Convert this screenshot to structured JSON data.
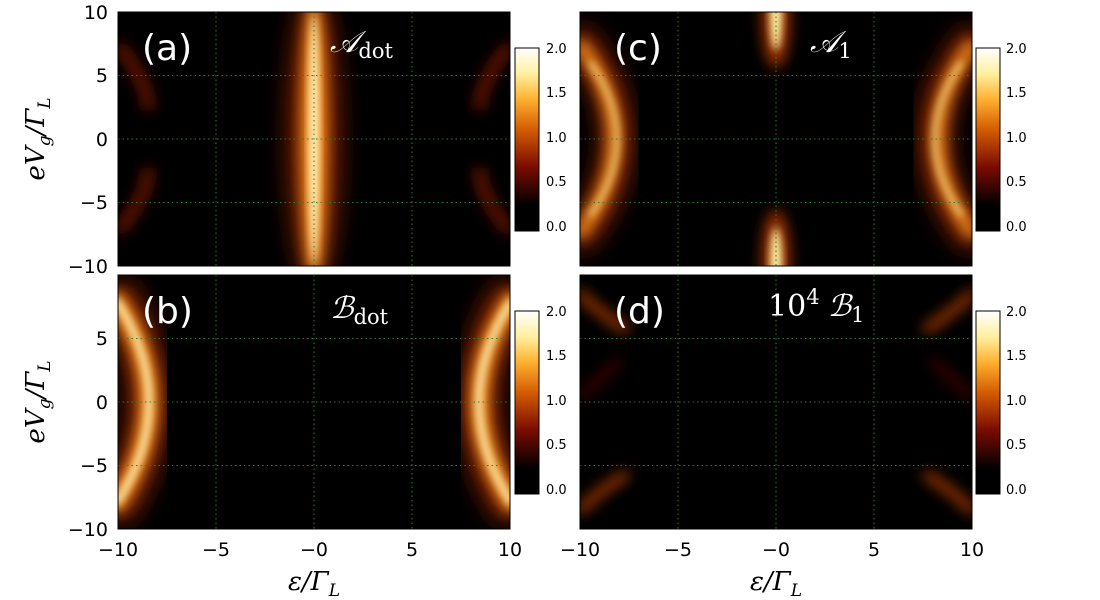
{
  "figure": {
    "colormap": "afmhot",
    "colors": {
      "background": "#000000",
      "grid": "#2e7d32",
      "axis": "#000000",
      "label": "#ffffff"
    },
    "xlabel": {
      "main": "ε/Γ",
      "sub": "L"
    },
    "ylabel": {
      "main": "eV",
      "sub1": "g",
      "mid": "/Γ",
      "sub2": "L"
    },
    "panel_labels": [
      "(a)",
      "(b)",
      "(c)",
      "(d)"
    ],
    "panel_titles": [
      {
        "main": "𝒜",
        "sub": "dot"
      },
      {
        "main": "ℬ",
        "sub": "dot"
      },
      {
        "main": "𝒜",
        "sub": "1"
      },
      {
        "prefix": "10",
        "sup": "4",
        "main": "ℬ",
        "sub": "1"
      }
    ]
  },
  "chart_data": [
    {
      "type": "heatmap",
      "panel": "(a)",
      "title": "A_dot",
      "xlim": [
        -10,
        10
      ],
      "ylim": [
        -10,
        10
      ],
      "x_ticks": [
        "−10",
        "−5",
        "−0",
        "5",
        "10"
      ],
      "y_ticks": [
        "10",
        "5",
        "0",
        "−5",
        "−10"
      ],
      "colorbar": {
        "range": [
          -0.4,
          2.4
        ],
        "ticks": [
          "2.0",
          "1.5",
          "1.0",
          "0.5",
          "0.0"
        ]
      },
      "grid": true,
      "features": [
        "bright vertical ridge at ε=0",
        "faint arcs near ε=±10"
      ]
    },
    {
      "type": "heatmap",
      "panel": "(b)",
      "title": "B_dot",
      "xlim": [
        -10,
        10
      ],
      "ylim": [
        -10,
        10
      ],
      "x_ticks": [
        "−10",
        "−5",
        "−0",
        "5",
        "10"
      ],
      "y_ticks": [
        "5",
        "0",
        "−5",
        "−10"
      ],
      "colorbar": {
        "range": [
          -0.4,
          2.4
        ],
        "ticks": [
          "2.0",
          "1.5",
          "1.0",
          "0.5",
          "0.0"
        ]
      },
      "grid": true,
      "features": [
        "bright arcs near ε=±8 at eV_g=0"
      ]
    },
    {
      "type": "heatmap",
      "panel": "(c)",
      "title": "A_1",
      "xlim": [
        -10,
        10
      ],
      "ylim": [
        -10,
        10
      ],
      "x_ticks": [
        "−10",
        "−5",
        "−0",
        "5",
        "10"
      ],
      "y_ticks": [],
      "colorbar": {
        "range": [
          -0.4,
          2.4
        ],
        "ticks": [
          "2.0",
          "1.5",
          "1.0",
          "0.5",
          "0.0"
        ]
      },
      "grid": true,
      "features": [
        "arcs near ε=±8",
        "bright spots at ε=0 near eV_g=±10"
      ]
    },
    {
      "type": "heatmap",
      "panel": "(d)",
      "title": "10^4 B_1",
      "xlim": [
        -10,
        10
      ],
      "ylim": [
        -10,
        10
      ],
      "x_ticks": [
        "−10",
        "−5",
        "−0",
        "5",
        "10"
      ],
      "y_ticks": [],
      "colorbar": {
        "range": [
          -0.4,
          2.4
        ],
        "ticks": [
          "2.0",
          "1.5",
          "1.0",
          "0.5",
          "0.0"
        ]
      },
      "grid": true,
      "features": [
        "faint diagonal streaks at the corners"
      ]
    }
  ]
}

# Work to complete
Write out the full listing verbatim, excluding its pictures.

# Result of the exercise
Convert this screenshot to structured JSON data.
{
  "figure": {
    "colormap": "afmhot",
    "colors": {
      "background": "#000000",
      "grid": "#2e7d32",
      "axis": "#000000",
      "label": "#ffffff"
    },
    "xlabel": {
      "main": "ε/Γ",
      "sub": "L"
    },
    "ylabel": {
      "main": "eV",
      "sub1": "g",
      "mid": "/Γ",
      "sub2": "L"
    },
    "panel_labels": [
      "(a)",
      "(b)",
      "(c)",
      "(d)"
    ],
    "panel_titles": [
      {
        "main": "𝒜",
        "sub": "dot"
      },
      {
        "main": "ℬ",
        "sub": "dot"
      },
      {
        "main": "𝒜",
        "sub": "1"
      },
      {
        "prefix": "10",
        "sup": "4",
        "main": "ℬ",
        "sub": "1"
      }
    ]
  },
  "chart_data": [
    {
      "type": "heatmap",
      "panel": "(a)",
      "title": "A_dot",
      "xlim": [
        -10,
        10
      ],
      "ylim": [
        -10,
        10
      ],
      "x_ticks": [
        "−10",
        "−5",
        "−0",
        "5",
        "10"
      ],
      "y_ticks": [
        "10",
        "5",
        "0",
        "−5",
        "−10"
      ],
      "colorbar": {
        "range": [
          -0.4,
          2.4
        ],
        "ticks": [
          "2.0",
          "1.5",
          "1.0",
          "0.5",
          "0.0"
        ]
      },
      "grid": true,
      "features": [
        "bright vertical ridge at ε=0",
        "faint arcs near ε=±10"
      ]
    },
    {
      "type": "heatmap",
      "panel": "(b)",
      "title": "B_dot",
      "xlim": [
        -10,
        10
      ],
      "ylim": [
        -10,
        10
      ],
      "x_ticks": [
        "−10",
        "−5",
        "−0",
        "5",
        "10"
      ],
      "y_ticks": [
        "5",
        "0",
        "−5",
        "−10"
      ],
      "colorbar": {
        "range": [
          -0.4,
          2.4
        ],
        "ticks": [
          "2.0",
          "1.5",
          "1.0",
          "0.5",
          "0.0"
        ]
      },
      "grid": true,
      "features": [
        "bright arcs near ε=±8 at eV_g=0"
      ]
    },
    {
      "type": "heatmap",
      "panel": "(c)",
      "title": "A_1",
      "xlim": [
        -10,
        10
      ],
      "ylim": [
        -10,
        10
      ],
      "x_ticks": [
        "−10",
        "−5",
        "−0",
        "5",
        "10"
      ],
      "y_ticks": [],
      "colorbar": {
        "range": [
          -0.4,
          2.4
        ],
        "ticks": [
          "2.0",
          "1.5",
          "1.0",
          "0.5",
          "0.0"
        ]
      },
      "grid": true,
      "features": [
        "arcs near ε=±8",
        "bright spots at ε=0 near eV_g=±10"
      ]
    },
    {
      "type": "heatmap",
      "panel": "(d)",
      "title": "10^4 B_1",
      "xlim": [
        -10,
        10
      ],
      "ylim": [
        -10,
        10
      ],
      "x_ticks": [
        "−10",
        "−5",
        "−0",
        "5",
        "10"
      ],
      "y_ticks": [],
      "colorbar": {
        "range": [
          -0.4,
          2.4
        ],
        "ticks": [
          "2.0",
          "1.5",
          "1.0",
          "0.5",
          "0.0"
        ]
      },
      "grid": true,
      "features": [
        "faint diagonal streaks at the corners"
      ]
    }
  ]
}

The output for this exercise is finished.